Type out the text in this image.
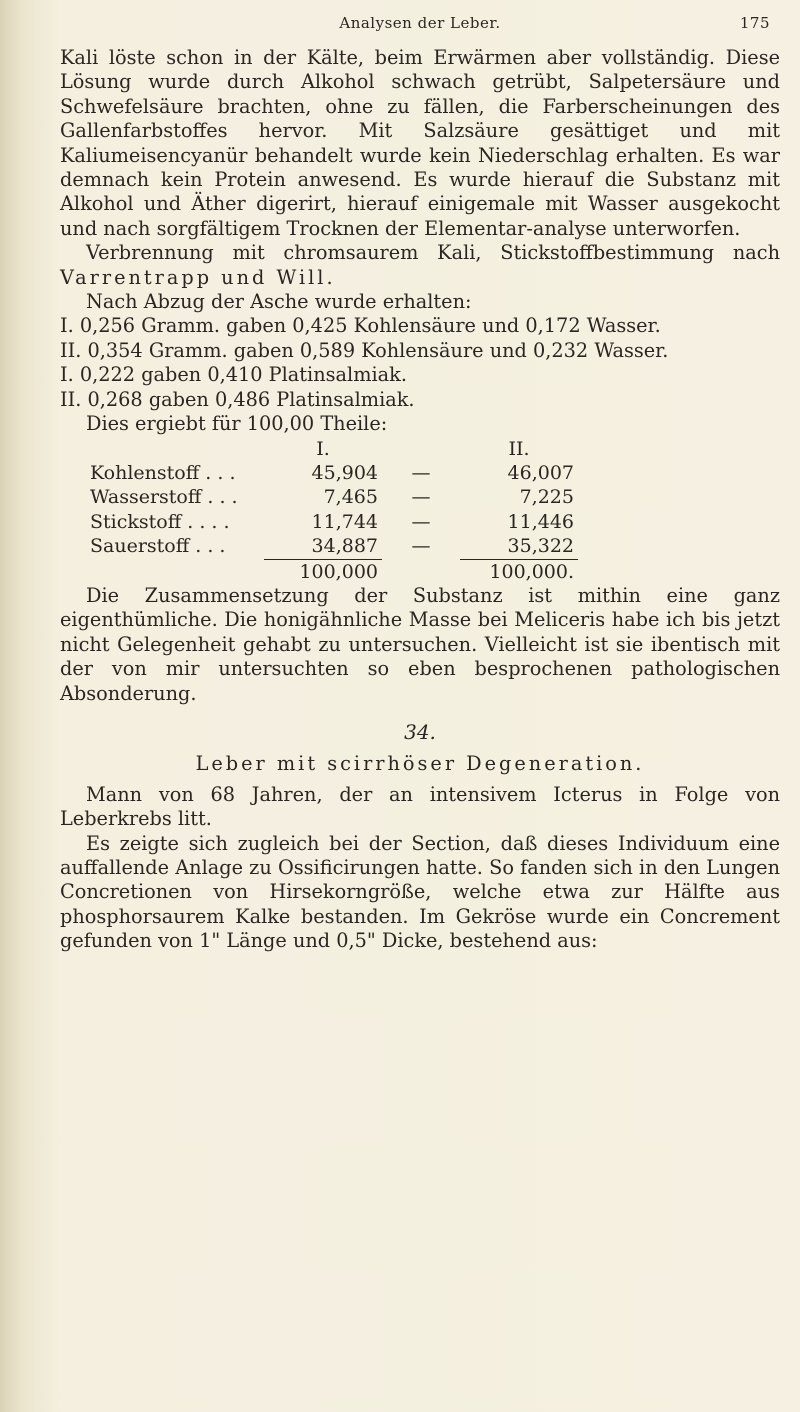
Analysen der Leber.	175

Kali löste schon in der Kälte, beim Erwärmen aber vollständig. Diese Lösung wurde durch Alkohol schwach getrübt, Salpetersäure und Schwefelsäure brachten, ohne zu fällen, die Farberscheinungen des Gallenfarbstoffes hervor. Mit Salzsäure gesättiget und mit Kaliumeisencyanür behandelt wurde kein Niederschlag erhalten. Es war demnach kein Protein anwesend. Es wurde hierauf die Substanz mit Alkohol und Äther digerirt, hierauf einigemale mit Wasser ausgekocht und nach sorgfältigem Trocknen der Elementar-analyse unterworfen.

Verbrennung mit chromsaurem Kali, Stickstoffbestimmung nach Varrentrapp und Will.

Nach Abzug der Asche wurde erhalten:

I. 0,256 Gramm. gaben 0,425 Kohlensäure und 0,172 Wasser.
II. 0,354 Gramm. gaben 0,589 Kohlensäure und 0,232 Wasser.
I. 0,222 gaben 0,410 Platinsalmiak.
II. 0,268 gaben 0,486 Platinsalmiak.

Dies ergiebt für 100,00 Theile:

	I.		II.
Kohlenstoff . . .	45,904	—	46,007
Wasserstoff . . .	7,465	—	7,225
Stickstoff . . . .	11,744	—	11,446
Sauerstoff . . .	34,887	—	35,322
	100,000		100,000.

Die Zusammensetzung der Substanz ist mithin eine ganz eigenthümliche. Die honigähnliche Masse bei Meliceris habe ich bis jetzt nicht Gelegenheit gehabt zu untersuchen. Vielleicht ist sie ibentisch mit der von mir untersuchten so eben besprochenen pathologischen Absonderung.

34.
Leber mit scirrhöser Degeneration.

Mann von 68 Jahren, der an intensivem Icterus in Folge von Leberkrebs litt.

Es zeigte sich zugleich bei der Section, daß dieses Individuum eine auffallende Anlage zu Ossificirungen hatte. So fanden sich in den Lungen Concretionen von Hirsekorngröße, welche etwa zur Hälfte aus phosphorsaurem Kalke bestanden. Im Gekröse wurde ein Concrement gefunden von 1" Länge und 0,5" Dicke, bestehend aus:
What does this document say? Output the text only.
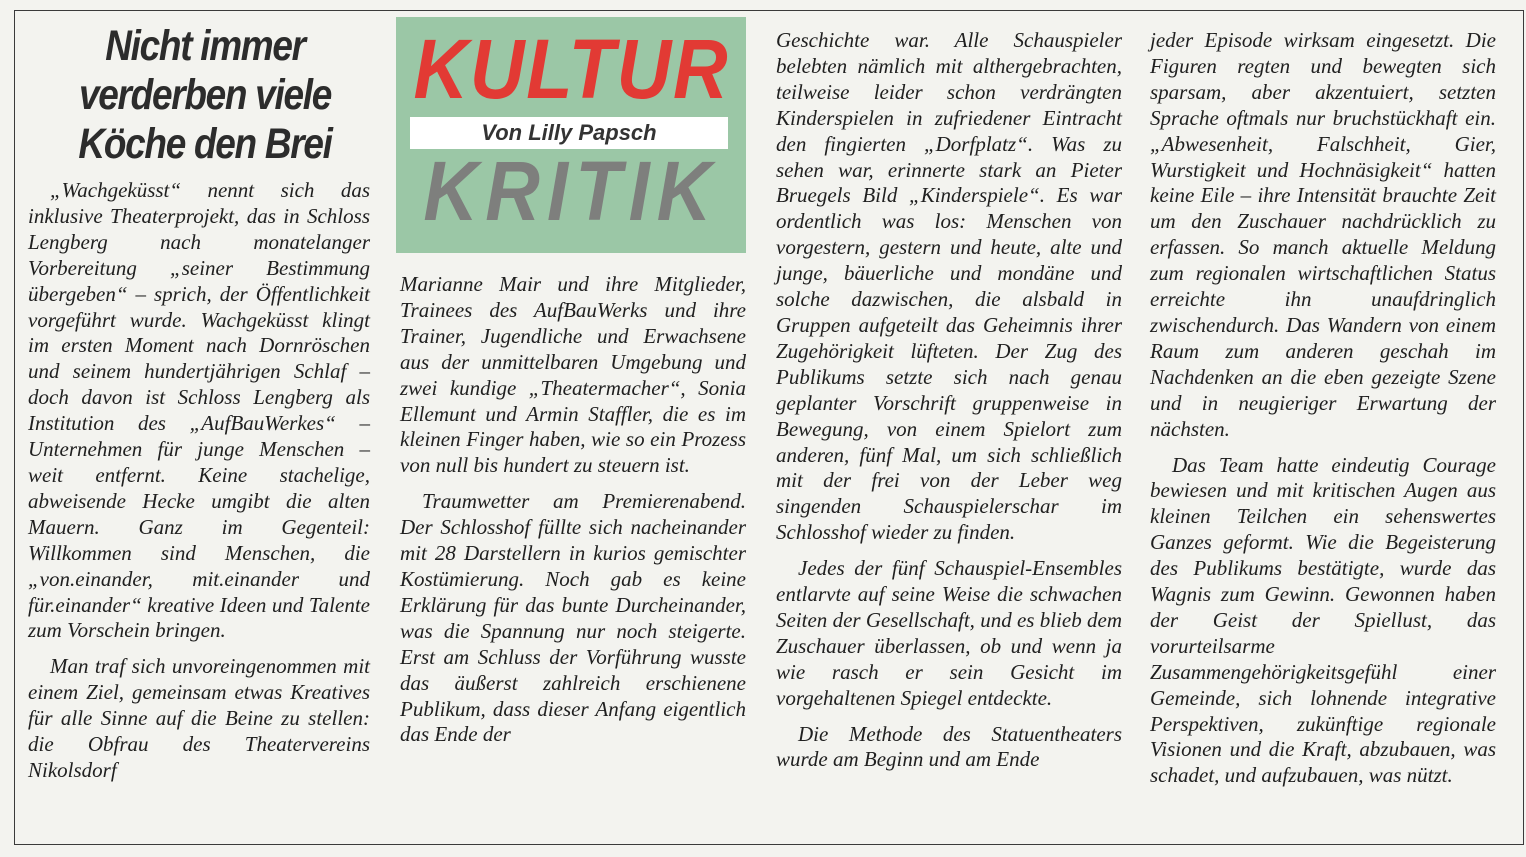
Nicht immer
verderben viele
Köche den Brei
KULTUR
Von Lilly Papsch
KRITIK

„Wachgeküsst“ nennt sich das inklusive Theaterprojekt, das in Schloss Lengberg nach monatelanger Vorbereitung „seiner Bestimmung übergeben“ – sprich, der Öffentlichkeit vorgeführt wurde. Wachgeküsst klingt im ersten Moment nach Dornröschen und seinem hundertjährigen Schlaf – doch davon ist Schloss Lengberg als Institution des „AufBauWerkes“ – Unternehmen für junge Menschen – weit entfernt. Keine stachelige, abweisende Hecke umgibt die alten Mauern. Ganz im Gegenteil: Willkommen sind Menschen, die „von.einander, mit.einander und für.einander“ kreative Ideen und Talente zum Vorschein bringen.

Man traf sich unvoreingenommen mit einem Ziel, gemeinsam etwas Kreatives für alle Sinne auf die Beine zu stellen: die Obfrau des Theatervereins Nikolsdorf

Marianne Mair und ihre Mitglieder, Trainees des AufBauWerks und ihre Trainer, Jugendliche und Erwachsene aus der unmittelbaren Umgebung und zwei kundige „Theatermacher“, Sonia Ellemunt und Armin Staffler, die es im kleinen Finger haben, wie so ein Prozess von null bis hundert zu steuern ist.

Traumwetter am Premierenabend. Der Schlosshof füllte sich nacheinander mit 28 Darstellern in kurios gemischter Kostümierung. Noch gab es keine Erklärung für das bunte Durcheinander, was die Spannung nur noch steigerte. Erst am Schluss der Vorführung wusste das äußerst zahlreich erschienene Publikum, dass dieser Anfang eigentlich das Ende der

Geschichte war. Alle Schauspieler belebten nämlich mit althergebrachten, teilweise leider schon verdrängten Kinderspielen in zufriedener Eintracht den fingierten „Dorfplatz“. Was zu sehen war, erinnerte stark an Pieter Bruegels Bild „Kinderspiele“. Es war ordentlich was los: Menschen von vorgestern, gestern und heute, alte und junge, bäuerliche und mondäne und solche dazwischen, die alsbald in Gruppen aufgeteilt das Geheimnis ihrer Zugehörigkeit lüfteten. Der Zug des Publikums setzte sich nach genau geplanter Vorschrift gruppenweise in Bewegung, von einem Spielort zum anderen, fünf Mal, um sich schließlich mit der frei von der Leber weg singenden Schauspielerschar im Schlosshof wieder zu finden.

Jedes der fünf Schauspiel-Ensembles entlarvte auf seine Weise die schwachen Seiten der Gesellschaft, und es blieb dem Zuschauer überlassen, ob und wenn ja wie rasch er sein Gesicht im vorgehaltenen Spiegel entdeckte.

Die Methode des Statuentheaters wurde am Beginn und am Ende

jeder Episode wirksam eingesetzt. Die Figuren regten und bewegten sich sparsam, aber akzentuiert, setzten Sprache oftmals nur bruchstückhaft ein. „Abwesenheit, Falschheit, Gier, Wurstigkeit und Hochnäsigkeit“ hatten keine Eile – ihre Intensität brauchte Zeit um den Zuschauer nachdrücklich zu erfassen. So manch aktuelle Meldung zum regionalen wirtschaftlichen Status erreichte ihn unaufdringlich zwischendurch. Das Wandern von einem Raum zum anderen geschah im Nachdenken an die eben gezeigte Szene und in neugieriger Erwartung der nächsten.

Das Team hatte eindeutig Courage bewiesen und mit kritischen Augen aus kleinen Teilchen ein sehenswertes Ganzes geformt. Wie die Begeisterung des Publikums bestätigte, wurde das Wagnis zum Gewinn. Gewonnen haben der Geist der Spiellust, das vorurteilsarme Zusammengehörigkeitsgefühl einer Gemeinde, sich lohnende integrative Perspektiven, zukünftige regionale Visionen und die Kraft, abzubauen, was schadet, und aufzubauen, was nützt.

> [What the task asks] Images are to be left out when the records above are written out again exactly.

> [Final answer]
Type out the text in this image.
Analysen der Leber.	175

Kali löste schon in der Kälte, beim Erwärmen aber vollständig. Diese Lösung wurde durch Alkohol schwach getrübt, Salpetersäure und Schwefelsäure brachten, ohne zu fällen, die Farberscheinungen des Gallenfarbstoffes hervor. Mit Salzsäure gesättiget und mit Kaliumeisencyanür behandelt wurde kein Niederschlag erhalten. Es war demnach kein Protein anwesend. Es wurde hierauf die Substanz mit Alkohol und Äther digerirt, hierauf einigemale mit Wasser ausgekocht und nach sorgfältigem Trocknen der Elementar-analyse unterworfen.

Verbrennung mit chromsaurem Kali, Stickstoffbestimmung nach Varrentrapp und Will.

Nach Abzug der Asche wurde erhalten:

I. 0,256 Gramm. gaben 0,425 Kohlensäure und 0,172 Wasser.
II. 0,354 Gramm. gaben 0,589 Kohlensäure und 0,232 Wasser.
I. 0,222 gaben 0,410 Platinsalmiak.
II. 0,268 gaben 0,486 Platinsalmiak.

Dies ergiebt für 100,00 Theile:

	I.		II.
Kohlenstoff . . .	45,904	—	46,007
Wasserstoff . . .	7,465	—	7,225
Stickstoff . . . .	11,744	—	11,446
Sauerstoff . . .	34,887	—	35,322
	100,000		100,000.

Die Zusammensetzung der Substanz ist mithin eine ganz eigenthümliche. Die honigähnliche Masse bei Meliceris habe ich bis jetzt nicht Gelegenheit gehabt zu untersuchen. Vielleicht ist sie ibentisch mit der von mir untersuchten so eben besprochenen pathologischen Absonderung.

34.
Leber mit scirrhöser Degeneration.

Mann von 68 Jahren, der an intensivem Icterus in Folge von Leberkrebs litt.

Es zeigte sich zugleich bei der Section, daß dieses Individuum eine auffallende Anlage zu Ossificirungen hatte. So fanden sich in den Lungen Concretionen von Hirsekorngröße, welche etwa zur Hälfte aus phosphorsaurem Kalke bestanden. Im Gekröse wurde ein Concrement gefunden von 1" Länge und 0,5" Dicke, bestehend aus:
What does this document say? Output the text only.
Nicht immer
verderben viele
Köche den Brei
KULTUR
Von Lilly Papsch
KRITIK

„Wachgeküsst“ nennt sich das inklusive Theaterprojekt, das in Schloss Lengberg nach monatelanger Vorbereitung „seiner Bestimmung übergeben“ – sprich, der Öffentlichkeit vorgeführt wurde. Wachgeküsst klingt im ersten Moment nach Dornröschen und seinem hundertjährigen Schlaf – doch davon ist Schloss Lengberg als Institution des „AufBauWerkes“ – Unternehmen für junge Menschen – weit entfernt. Keine stachelige, abweisende Hecke umgibt die alten Mauern. Ganz im Gegenteil: Willkommen sind Menschen, die „von.einander, mit.einander und für.einander“ kreative Ideen und Talente zum Vorschein bringen.

Man traf sich unvoreingenommen mit einem Ziel, gemeinsam etwas Kreatives für alle Sinne auf die Beine zu stellen: die Obfrau des Theatervereins Nikolsdorf

Marianne Mair und ihre Mitglieder, Trainees des AufBauWerks und ihre Trainer, Jugendliche und Erwachsene aus der unmittelbaren Umgebung und zwei kundige „Theatermacher“, Sonia Ellemunt und Armin Staffler, die es im kleinen Finger haben, wie so ein Prozess von null bis hundert zu steuern ist.

Traumwetter am Premierenabend. Der Schlosshof füllte sich nacheinander mit 28 Darstellern in kurios gemischter Kostümierung. Noch gab es keine Erklärung für das bunte Durcheinander, was die Spannung nur noch steigerte. Erst am Schluss der Vorführung wusste das äußerst zahlreich erschienene Publikum, dass dieser Anfang eigentlich das Ende der

Geschichte war. Alle Schauspieler belebten nämlich mit althergebrachten, teilweise leider schon verdrängten Kinderspielen in zufriedener Eintracht den fingierten „Dorfplatz“. Was zu sehen war, erinnerte stark an Pieter Bruegels Bild „Kinderspiele“. Es war ordentlich was los: Menschen von vorgestern, gestern und heute, alte und junge, bäuerliche und mondäne und solche dazwischen, die alsbald in Gruppen aufgeteilt das Geheimnis ihrer Zugehörigkeit lüfteten. Der Zug des Publikums setzte sich nach genau geplanter Vorschrift gruppenweise in Bewegung, von einem Spielort zum anderen, fünf Mal, um sich schließlich mit der frei von der Leber weg singenden Schauspielerschar im Schlosshof wieder zu finden.

Jedes der fünf Schauspiel-Ensembles entlarvte auf seine Weise die schwachen Seiten der Gesellschaft, und es blieb dem Zuschauer überlassen, ob und wenn ja wie rasch er sein Gesicht im vorgehaltenen Spiegel entdeckte.

Die Methode des Statuentheaters wurde am Beginn und am Ende

jeder Episode wirksam eingesetzt. Die Figuren regten und bewegten sich sparsam, aber akzentuiert, setzten Sprache oftmals nur bruchstückhaft ein. „Abwesenheit, Falschheit, Gier, Wurstigkeit und Hochnäsigkeit“ hatten keine Eile – ihre Intensität brauchte Zeit um den Zuschauer nachdrücklich zu erfassen. So manch aktuelle Meldung zum regionalen wirtschaftlichen Status erreichte ihn unaufdringlich zwischendurch. Das Wandern von einem Raum zum anderen geschah im Nachdenken an die eben gezeigte Szene und in neugieriger Erwartung der nächsten.

Das Team hatte eindeutig Courage bewiesen und mit kritischen Augen aus kleinen Teilchen ein sehenswertes Ganzes geformt. Wie die Begeisterung des Publikums bestätigte, wurde das Wagnis zum Gewinn. Gewonnen haben der Geist der Spiellust, das vorurteilsarme Zusammengehörigkeitsgefühl einer Gemeinde, sich lohnende integrative Perspektiven, zukünftige regionale Visionen und die Kraft, abzubauen, was schadet, und aufzubauen, was nützt.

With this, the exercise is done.